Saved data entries

————————

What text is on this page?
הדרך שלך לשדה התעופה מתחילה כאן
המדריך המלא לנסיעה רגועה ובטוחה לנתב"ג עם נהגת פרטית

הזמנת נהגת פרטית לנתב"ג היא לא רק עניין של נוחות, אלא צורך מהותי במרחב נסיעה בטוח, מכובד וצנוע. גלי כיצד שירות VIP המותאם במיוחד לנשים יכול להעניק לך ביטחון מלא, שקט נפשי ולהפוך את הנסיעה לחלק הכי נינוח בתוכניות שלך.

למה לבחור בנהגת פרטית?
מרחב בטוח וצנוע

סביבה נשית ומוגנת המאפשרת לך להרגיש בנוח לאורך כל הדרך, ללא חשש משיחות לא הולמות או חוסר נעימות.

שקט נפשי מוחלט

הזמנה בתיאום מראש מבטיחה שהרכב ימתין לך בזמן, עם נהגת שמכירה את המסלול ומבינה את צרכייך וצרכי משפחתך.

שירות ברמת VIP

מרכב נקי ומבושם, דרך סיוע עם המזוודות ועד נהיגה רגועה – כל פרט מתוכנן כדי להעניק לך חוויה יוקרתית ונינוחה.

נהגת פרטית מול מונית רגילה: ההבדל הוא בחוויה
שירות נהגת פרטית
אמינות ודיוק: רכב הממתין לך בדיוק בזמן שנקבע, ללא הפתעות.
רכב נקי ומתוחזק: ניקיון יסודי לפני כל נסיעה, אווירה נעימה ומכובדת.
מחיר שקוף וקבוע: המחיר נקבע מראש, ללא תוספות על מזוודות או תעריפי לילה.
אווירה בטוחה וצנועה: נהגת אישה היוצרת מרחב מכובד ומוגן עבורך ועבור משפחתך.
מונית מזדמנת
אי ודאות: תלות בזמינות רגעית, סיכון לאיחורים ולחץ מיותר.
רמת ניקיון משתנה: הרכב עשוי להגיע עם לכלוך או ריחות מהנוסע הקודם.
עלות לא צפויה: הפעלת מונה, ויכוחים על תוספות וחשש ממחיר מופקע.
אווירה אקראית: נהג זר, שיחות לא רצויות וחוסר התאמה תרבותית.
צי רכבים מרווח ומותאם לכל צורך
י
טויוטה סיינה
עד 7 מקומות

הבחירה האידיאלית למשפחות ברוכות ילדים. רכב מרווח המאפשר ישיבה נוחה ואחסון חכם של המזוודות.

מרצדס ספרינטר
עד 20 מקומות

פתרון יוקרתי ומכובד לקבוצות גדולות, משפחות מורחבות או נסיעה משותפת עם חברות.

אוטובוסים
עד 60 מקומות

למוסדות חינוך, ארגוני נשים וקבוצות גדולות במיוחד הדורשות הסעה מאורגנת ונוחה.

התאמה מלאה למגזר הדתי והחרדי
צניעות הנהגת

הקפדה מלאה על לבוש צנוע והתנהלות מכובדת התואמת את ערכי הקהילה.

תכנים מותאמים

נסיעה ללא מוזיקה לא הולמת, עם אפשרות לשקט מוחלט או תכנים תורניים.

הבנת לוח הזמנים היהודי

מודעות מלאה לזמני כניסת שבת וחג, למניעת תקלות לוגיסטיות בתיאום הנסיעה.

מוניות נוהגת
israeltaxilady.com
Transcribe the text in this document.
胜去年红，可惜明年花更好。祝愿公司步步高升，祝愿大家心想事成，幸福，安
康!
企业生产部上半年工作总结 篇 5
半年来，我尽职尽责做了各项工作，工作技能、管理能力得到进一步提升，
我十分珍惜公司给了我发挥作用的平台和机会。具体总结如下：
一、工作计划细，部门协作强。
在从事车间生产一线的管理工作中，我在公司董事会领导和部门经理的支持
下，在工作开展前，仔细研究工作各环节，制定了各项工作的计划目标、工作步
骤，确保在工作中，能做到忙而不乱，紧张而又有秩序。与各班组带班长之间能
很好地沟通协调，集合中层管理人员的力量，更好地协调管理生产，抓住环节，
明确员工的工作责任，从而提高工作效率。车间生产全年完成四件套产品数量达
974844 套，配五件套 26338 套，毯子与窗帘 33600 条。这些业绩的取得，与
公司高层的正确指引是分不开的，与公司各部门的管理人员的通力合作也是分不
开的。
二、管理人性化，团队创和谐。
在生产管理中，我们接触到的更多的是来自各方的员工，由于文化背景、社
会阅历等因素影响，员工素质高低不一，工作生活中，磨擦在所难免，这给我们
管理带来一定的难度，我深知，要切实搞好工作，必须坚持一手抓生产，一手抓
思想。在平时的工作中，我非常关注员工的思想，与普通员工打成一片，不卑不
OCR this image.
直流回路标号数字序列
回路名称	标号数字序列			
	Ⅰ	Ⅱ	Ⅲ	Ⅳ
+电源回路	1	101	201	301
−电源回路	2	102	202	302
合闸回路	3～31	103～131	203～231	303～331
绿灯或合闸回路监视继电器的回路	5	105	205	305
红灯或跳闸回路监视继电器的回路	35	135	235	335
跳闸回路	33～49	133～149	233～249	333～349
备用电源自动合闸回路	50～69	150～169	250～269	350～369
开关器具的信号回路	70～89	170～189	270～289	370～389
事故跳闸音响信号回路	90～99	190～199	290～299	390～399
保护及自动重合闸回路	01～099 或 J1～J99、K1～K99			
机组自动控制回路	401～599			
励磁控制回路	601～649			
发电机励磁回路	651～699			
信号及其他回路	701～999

————————

**Stated goal:** Extract the listing in its entirety and repeat it exactly.

**In response:**
What text is on this page?
הדרך שלך לשדה התעופה מתחילה כאן
המדריך המלא לנסיעה רגועה ובטוחה לנתב"ג עם נהגת פרטית

הזמנת נהגת פרטית לנתב"ג היא לא רק עניין של נוחות, אלא צורך מהותי במרחב נסיעה בטוח, מכובד וצנוע. גלי כיצד שירות VIP המותאם במיוחד לנשים יכול להעניק לך ביטחון מלא, שקט נפשי ולהפוך את הנסיעה לחלק הכי נינוח בתוכניות שלך.

למה לבחור בנהגת פרטית?
מרחב בטוח וצנוע

סביבה נשית ומוגנת המאפשרת לך להרגיש בנוח לאורך כל הדרך, ללא חשש משיחות לא הולמות או חוסר נעימות.

שקט נפשי מוחלט

הזמנה בתיאום מראש מבטיחה שהרכב ימתין לך בזמן, עם נהגת שמכירה את המסלול ומבינה את צרכייך וצרכי משפחתך.

שירות ברמת VIP

מרכב נקי ומבושם, דרך סיוע עם המזוודות ועד נהיגה רגועה – כל פרט מתוכנן כדי להעניק לך חוויה יוקרתית ונינוחה.

נהגת פרטית מול מונית רגילה: ההבדל הוא בחוויה
שירות נהגת פרטית
אמינות ודיוק: רכב הממתין לך בדיוק בזמן שנקבע, ללא הפתעות.
רכב נקי ומתוחזק: ניקיון יסודי לפני כל נסיעה, אווירה נעימה ומכובדת.
מחיר שקוף וקבוע: המחיר נקבע מראש, ללא תוספות על מזוודות או תעריפי לילה.
אווירה בטוחה וצנועה: נהגת אישה היוצרת מרחב מכובד ומוגן עבורך ועבור משפחתך.
מונית מזדמנת
אי ודאות: תלות בזמינות רגעית, סיכון לאיחורים ולחץ מיותר.
רמת ניקיון משתנה: הרכב עשוי להגיע עם לכלוך או ריחות מהנוסע הקודם.
עלות לא צפויה: הפעלת מונה, ויכוחים על תוספות וחשש ממחיר מופקע.
אווירה אקראית: נהג זר, שיחות לא רצויות וחוסר התאמה תרבותית.
צי רכבים מרווח ומותאם לכל צורך
י
טויוטה סיינה
עד 7 מקומות

הבחירה האידיאלית למשפחות ברוכות ילדים. רכב מרווח המאפשר ישיבה נוחה ואחסון חכם של המזוודות.

מרצדס ספרינטר
עד 20 מקומות

פתרון יוקרתי ומכובד לקבוצות גדולות, משפחות מורחבות או נסיעה משותפת עם חברות.

אוטובוסים
עד 60 מקומות

למוסדות חינוך, ארגוני נשים וקבוצות גדולות במיוחד הדורשות הסעה מאורגנת ונוחה.

התאמה מלאה למגזר הדתי והחרדי
צניעות הנהגת

הקפדה מלאה על לבוש צנוע והתנהלות מכובדת התואמת את ערכי הקהילה.

תכנים מותאמים

נסיעה ללא מוזיקה לא הולמת, עם אפשרות לשקט מוחלט או תכנים תורניים.

הבנת לוח הזמנים היהודי

מודעות מלאה לזמני כניסת שבת וחג, למניעת תקלות לוגיסטיות בתיאום הנסיעה.

מוניות נוהגת
israeltaxilady.com
Transcribe the text in this document.
胜去年红，可惜明年花更好。祝愿公司步步高升，祝愿大家心想事成，幸福，安
康!
企业生产部上半年工作总结 篇 5
半年来，我尽职尽责做了各项工作，工作技能、管理能力得到进一步提升，
我十分珍惜公司给了我发挥作用的平台和机会。具体总结如下：
一、工作计划细，部门协作强。
在从事车间生产一线的管理工作中，我在公司董事会领导和部门经理的支持
下，在工作开展前，仔细研究工作各环节，制定了各项工作的计划目标、工作步
骤，确保在工作中，能做到忙而不乱，紧张而又有秩序。与各班组带班长之间能
很好地沟通协调，集合中层管理人员的力量，更好地协调管理生产，抓住环节，
明确员工的工作责任，从而提高工作效率。车间生产全年完成四件套产品数量达
974844 套，配五件套 26338 套，毯子与窗帘 33600 条。这些业绩的取得，与
公司高层的正确指引是分不开的，与公司各部门的管理人员的通力合作也是分不
开的。
二、管理人性化，团队创和谐。
在生产管理中，我们接触到的更多的是来自各方的员工，由于文化背景、社
会阅历等因素影响，员工素质高低不一，工作生活中，磨擦在所难免，这给我们
管理带来一定的难度，我深知，要切实搞好工作，必须坚持一手抓生产，一手抓
思想。在平时的工作中，我非常关注员工的思想，与普通员工打成一片，不卑不
OCR this image.
直流回路标号数字序列
回路名称	标号数字序列			
	Ⅰ	Ⅱ	Ⅲ	Ⅳ
+电源回路	1	101	201	301
−电源回路	2	102	202	302
合闸回路	3～31	103～131	203～231	303～331
绿灯或合闸回路监视继电器的回路	5	105	205	305
红灯或跳闸回路监视继电器的回路	35	135	235	335
跳闸回路	33～49	133～149	233～249	333～349
备用电源自动合闸回路	50～69	150～169	250～269	350～369
开关器具的信号回路	70～89	170～189	270～289	370～389
事故跳闸音响信号回路	90～99	190～199	290～299	390～399
保护及自动重合闸回路	01～099 或 J1～J99、K1～K99			
机组自动控制回路	401～599			
励磁控制回路	601～649			
发电机励磁回路	651～699			
信号及其他回路	701～999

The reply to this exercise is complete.